— start —
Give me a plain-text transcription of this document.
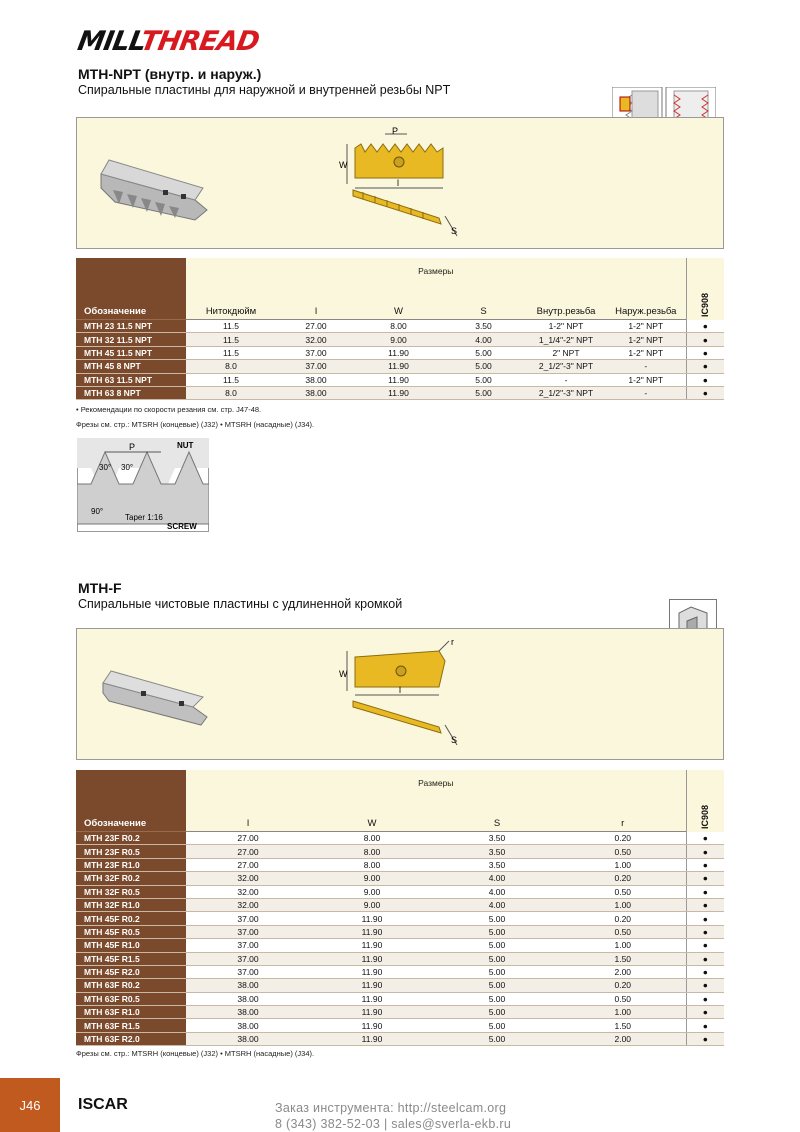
MILLTHREAD
MTH-NPT (внутр. и наруж.)
Спиральные пластины для наружной и внутренней резьбы NPT
W
P
l
S
	Размеры						IC908

Обозначение	Нитокдюйм	l	W	S	Внутр.резьба	Наруж.резьба	
MTH 23 11.5 NPT	11.5	27.00	8.00	3.50	1-2" NPT	1-2" NPT	●
MTH 32 11.5 NPT	11.5	32.00	9.00	4.00	1_1/4"-2" NPT	1-2" NPT	●
MTH 45 11.5 NPT	11.5	37.00	11.90	5.00	2" NPT	1-2" NPT	●
MTH 45 8 NPT	8.0	37.00	11.90	5.00	2_1/2"-3" NPT	-	●
MTH 63 11.5 NPT	11.5	38.00	11.90	5.00	-	1-2" NPT	●
MTH 63 8 NPT	8.0	38.00	11.90	5.00	2_1/2"-3" NPT	-	●
• Рекомендации по скорости резания см. стр. J47-48.
Фрезы см. стр.: MTSRH (концевые) (J32) • MTSRH (насадные) (J34).
P
30° 30°
NUT
90°
Taper 1:16
SCREW
MTH-F
Спиральные чистовые пластины с удлиненной кромкой
W
r
l
S
	Размеры				IC908

Обозначение	l	W	S	r	
MTH 23F R0.2	27.00	8.00	3.50	0.20	●
MTH 23F R0.5	27.00	8.00	3.50	0.50	●
MTH 23F R1.0	27.00	8.00	3.50	1.00	●
MTH 32F R0.2	32.00	9.00	4.00	0.20	●
MTH 32F R0.5	32.00	9.00	4.00	0.50	●
MTH 32F R1.0	32.00	9.00	4.00	1.00	●
MTH 45F R0.2	37.00	11.90	5.00	0.20	●
MTH 45F R0.5	37.00	11.90	5.00	0.50	●
MTH 45F R1.0	37.00	11.90	5.00	1.00	●
MTH 45F R1.5	37.00	11.90	5.00	1.50	●
MTH 45F R2.0	37.00	11.90	5.00	2.00	●
MTH 63F R0.2	38.00	11.90	5.00	0.20	●
MTH 63F R0.5	38.00	11.90	5.00	0.50	●
MTH 63F R1.0	38.00	11.90	5.00	1.00	●
MTH 63F R1.5	38.00	11.90	5.00	1.50	●
MTH 63F R2.0	38.00	11.90	5.00	2.00	●
Фрезы см. стр.: MTSRH (концевые) (J32) • MTSRH (насадные) (J34).
J46	ISCAR	Заказ инструмента: http://steelcam.org
8 (343) 382-52-03 | sales@sverla-ekb.ru
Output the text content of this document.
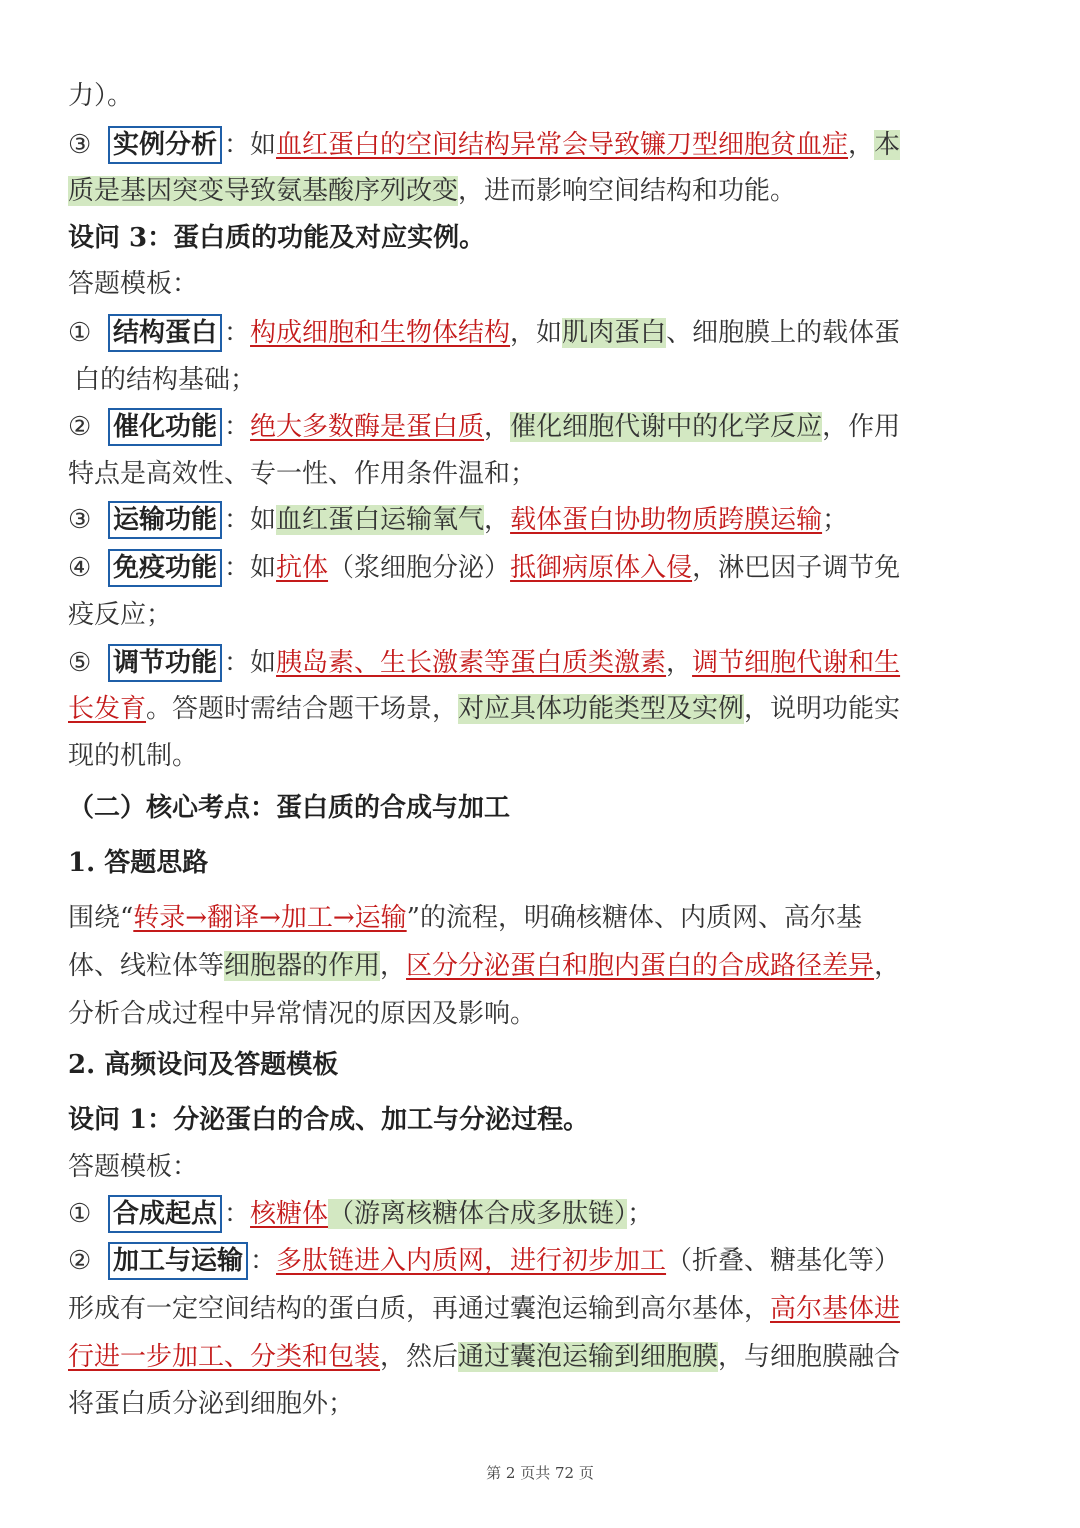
力）。
③ 实例分析 ：如血红蛋白的空间结构异常会导致镰刀型细胞贫血症，本
质是基因突变导致氨基酸序列改变，进而影响空间结构和功能。
设问 3：蛋白质的功能及对应实例。
答题模板：
① 结构蛋白 ：构成细胞和生物体结构，如肌肉蛋白、细胞膜上的载体蛋
白的结构基础；
② 催化功能 ：绝大多数酶是蛋白质，催化细胞代谢中的化学反应，作用
特点是高效性、专一性、作用条件温和；
③ 运输功能 ：如血红蛋白运输氧气，载体蛋白协助物质跨膜运输；
④ 免疫功能 ：如抗体（浆细胞分泌）抵御病原体入侵，淋巴因子调节免
疫反应；
⑤ 调节功能 ：如胰岛素、生长激素等蛋白质类激素，调节细胞代谢和生
长发育。答题时需结合题干场景，对应具体功能类型及实例，说明功能实
现的机制。
（二）核心考点：蛋白质的合成与加工
1. 答题思路
围绕“转录→翻译→加工→运输”的流程，明确核糖体、内质网、高尔基
体、线粒体等细胞器的作用，区分分泌蛋白和胞内蛋白的合成路径差异，
分析合成过程中异常情况的原因及影响。
2. 高频设问及答题模板
设问 1：分泌蛋白的合成、加工与分泌过程。
答题模板：
① 合成起点 ：核糖体（游离核糖体合成多肽链）；
② 加工与运输 ：多肽链进入内质网，进行初步加工（折叠、糖基化等）
形成有一定空间结构的蛋白质，再通过囊泡运输到高尔基体，高尔基体进
行进一步加工、分类和包装，然后通过囊泡运输到细胞膜，与细胞膜融合
将蛋白质分泌到细胞外；
第 2 页共 72 页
— end —
**What to produce:**
State, as a bare number, how many lines of the listing hold the word "this".

**Solution to the problem:**
2